Data entries for graphics:
## Begin
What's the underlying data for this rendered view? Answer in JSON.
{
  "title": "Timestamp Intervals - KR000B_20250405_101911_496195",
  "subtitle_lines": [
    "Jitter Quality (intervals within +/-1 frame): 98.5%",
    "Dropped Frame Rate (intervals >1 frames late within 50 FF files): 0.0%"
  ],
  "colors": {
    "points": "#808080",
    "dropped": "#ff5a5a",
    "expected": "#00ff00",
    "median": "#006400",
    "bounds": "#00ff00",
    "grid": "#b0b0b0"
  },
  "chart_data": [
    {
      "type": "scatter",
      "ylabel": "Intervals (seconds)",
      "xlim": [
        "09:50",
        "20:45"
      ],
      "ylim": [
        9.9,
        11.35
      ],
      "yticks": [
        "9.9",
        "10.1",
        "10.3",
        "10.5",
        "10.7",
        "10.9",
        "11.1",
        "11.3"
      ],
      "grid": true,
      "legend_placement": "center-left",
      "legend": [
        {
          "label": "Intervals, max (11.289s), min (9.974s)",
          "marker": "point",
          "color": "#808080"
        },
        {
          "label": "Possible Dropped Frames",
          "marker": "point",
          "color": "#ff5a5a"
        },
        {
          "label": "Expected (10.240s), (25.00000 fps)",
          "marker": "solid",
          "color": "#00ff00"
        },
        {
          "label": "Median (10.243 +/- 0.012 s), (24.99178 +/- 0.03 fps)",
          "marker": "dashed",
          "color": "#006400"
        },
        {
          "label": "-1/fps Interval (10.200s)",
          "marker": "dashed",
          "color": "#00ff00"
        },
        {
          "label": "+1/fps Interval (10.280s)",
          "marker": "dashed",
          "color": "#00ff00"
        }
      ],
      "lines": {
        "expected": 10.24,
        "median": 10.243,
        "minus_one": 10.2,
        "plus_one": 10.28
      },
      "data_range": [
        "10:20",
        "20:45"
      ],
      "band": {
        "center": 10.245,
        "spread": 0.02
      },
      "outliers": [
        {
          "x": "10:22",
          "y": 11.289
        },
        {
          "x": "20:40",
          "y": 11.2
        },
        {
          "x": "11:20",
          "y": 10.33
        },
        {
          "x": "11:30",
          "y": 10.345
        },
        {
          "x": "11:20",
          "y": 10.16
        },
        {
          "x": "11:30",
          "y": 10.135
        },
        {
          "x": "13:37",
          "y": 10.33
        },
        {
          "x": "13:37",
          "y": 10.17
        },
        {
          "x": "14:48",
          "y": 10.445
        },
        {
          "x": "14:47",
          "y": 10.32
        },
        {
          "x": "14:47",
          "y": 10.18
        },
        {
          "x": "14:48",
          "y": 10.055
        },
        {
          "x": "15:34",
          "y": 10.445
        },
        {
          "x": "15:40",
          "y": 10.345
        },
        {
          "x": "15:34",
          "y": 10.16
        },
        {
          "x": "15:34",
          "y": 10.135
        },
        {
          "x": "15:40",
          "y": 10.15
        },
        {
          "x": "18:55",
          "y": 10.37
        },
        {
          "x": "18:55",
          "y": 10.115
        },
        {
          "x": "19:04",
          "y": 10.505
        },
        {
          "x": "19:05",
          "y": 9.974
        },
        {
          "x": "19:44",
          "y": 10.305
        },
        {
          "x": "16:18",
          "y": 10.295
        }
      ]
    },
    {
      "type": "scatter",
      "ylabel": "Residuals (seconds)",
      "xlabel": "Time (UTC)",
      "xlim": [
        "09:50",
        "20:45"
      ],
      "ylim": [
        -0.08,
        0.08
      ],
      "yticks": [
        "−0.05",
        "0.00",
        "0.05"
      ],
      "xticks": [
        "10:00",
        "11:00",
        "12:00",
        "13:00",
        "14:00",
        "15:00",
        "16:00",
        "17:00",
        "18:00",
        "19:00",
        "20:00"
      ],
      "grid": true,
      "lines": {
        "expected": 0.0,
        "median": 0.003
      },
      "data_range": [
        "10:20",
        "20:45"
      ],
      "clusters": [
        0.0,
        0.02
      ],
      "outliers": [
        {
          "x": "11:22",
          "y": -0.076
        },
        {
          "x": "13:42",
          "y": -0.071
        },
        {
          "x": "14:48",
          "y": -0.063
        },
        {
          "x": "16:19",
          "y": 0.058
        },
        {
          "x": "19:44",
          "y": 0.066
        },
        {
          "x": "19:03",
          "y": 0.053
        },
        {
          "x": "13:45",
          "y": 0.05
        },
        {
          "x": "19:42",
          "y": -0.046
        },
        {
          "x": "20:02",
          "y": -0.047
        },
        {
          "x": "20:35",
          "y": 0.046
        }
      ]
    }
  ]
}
## End
# EXERCISE AIM:
Please output the entries above, every line exactly as it reads.

# ANSWER BELOW:
What's the underlying data for this rendered view? Answer in JSON.
{
  "title": "Timestamp Intervals - KR000B_20250405_101911_496195",
  "subtitle_lines": [
    "Jitter Quality (intervals within +/-1 frame): 98.5%",
    "Dropped Frame Rate (intervals >1 frames late within 50 FF files): 0.0%"
  ],
  "colors": {
    "points": "#808080",
    "dropped": "#ff5a5a",
    "expected": "#00ff00",
    "median": "#006400",
    "bounds": "#00ff00",
    "grid": "#b0b0b0"
  },
  "chart_data": [
    {
      "type": "scatter",
      "ylabel": "Intervals (seconds)",
      "xlim": [
        "09:50",
        "20:45"
      ],
      "ylim": [
        9.9,
        11.35
      ],
      "yticks": [
        "9.9",
        "10.1",
        "10.3",
        "10.5",
        "10.7",
        "10.9",
        "11.1",
        "11.3"
      ],
      "grid": true,
      "legend_placement": "center-left",
      "legend": [
        {
          "label": "Intervals, max (11.289s), min (9.974s)",
          "marker": "point",
          "color": "#808080"
        },
        {
          "label": "Possible Dropped Frames",
          "marker": "point",
          "color": "#ff5a5a"
        },
        {
          "label": "Expected (10.240s), (25.00000 fps)",
          "marker": "solid",
          "color": "#00ff00"
        },
        {
          "label": "Median (10.243 +/- 0.012 s), (24.99178 +/- 0.03 fps)",
          "marker": "dashed",
          "color": "#006400"
        },
        {
          "label": "-1/fps Interval (10.200s)",
          "marker": "dashed",
          "color": "#00ff00"
        },
        {
          "label": "+1/fps Interval (10.280s)",
          "marker": "dashed",
          "color": "#00ff00"
        }
      ],
      "lines": {
        "expected": 10.24,
        "median": 10.243,
        "minus_one": 10.2,
        "plus_one": 10.28
      },
      "data_range": [
        "10:20",
        "20:45"
      ],
      "band": {
        "center": 10.245,
        "spread": 0.02
      },
      "outliers": [
        {
          "x": "10:22",
          "y": 11.289
        },
        {
          "x": "20:40",
          "y": 11.2
        },
        {
          "x": "11:20",
          "y": 10.33
        },
        {
          "x": "11:30",
          "y": 10.345
        },
        {
          "x": "11:20",
          "y": 10.16
        },
        {
          "x": "11:30",
          "y": 10.135
        },
        {
          "x": "13:37",
          "y": 10.33
        },
        {
          "x": "13:37",
          "y": 10.17
        },
        {
          "x": "14:48",
          "y": 10.445
        },
        {
          "x": "14:47",
          "y": 10.32
        },
        {
          "x": "14:47",
          "y": 10.18
        },
        {
          "x": "14:48",
          "y": 10.055
        },
        {
          "x": "15:34",
          "y": 10.445
        },
        {
          "x": "15:40",
          "y": 10.345
        },
        {
          "x": "15:34",
          "y": 10.16
        },
        {
          "x": "15:34",
          "y": 10.135
        },
        {
          "x": "15:40",
          "y": 10.15
        },
        {
          "x": "18:55",
          "y": 10.37
        },
        {
          "x": "18:55",
          "y": 10.115
        },
        {
          "x": "19:04",
          "y": 10.505
        },
        {
          "x": "19:05",
          "y": 9.974
        },
        {
          "x": "19:44",
          "y": 10.305
        },
        {
          "x": "16:18",
          "y": 10.295
        }
      ]
    },
    {
      "type": "scatter",
      "ylabel": "Residuals (seconds)",
      "xlabel": "Time (UTC)",
      "xlim": [
        "09:50",
        "20:45"
      ],
      "ylim": [
        -0.08,
        0.08
      ],
      "yticks": [
        "−0.05",
        "0.00",
        "0.05"
      ],
      "xticks": [
        "10:00",
        "11:00",
        "12:00",
        "13:00",
        "14:00",
        "15:00",
        "16:00",
        "17:00",
        "18:00",
        "19:00",
        "20:00"
      ],
      "grid": true,
      "lines": {
        "expected": 0.0,
        "median": 0.003
      },
      "data_range": [
        "10:20",
        "20:45"
      ],
      "clusters": [
        0.0,
        0.02
      ],
      "outliers": [
        {
          "x": "11:22",
          "y": -0.076
        },
        {
          "x": "13:42",
          "y": -0.071
        },
        {
          "x": "14:48",
          "y": -0.063
        },
        {
          "x": "16:19",
          "y": 0.058
        },
        {
          "x": "19:44",
          "y": 0.066
        },
        {
          "x": "19:03",
          "y": 0.053
        },
        {
          "x": "13:45",
          "y": 0.05
        },
        {
          "x": "19:42",
          "y": -0.046
        },
        {
          "x": "20:02",
          "y": -0.047
        },
        {
          "x": "20:35",
          "y": 0.046
        }
      ]
    }
  ]
}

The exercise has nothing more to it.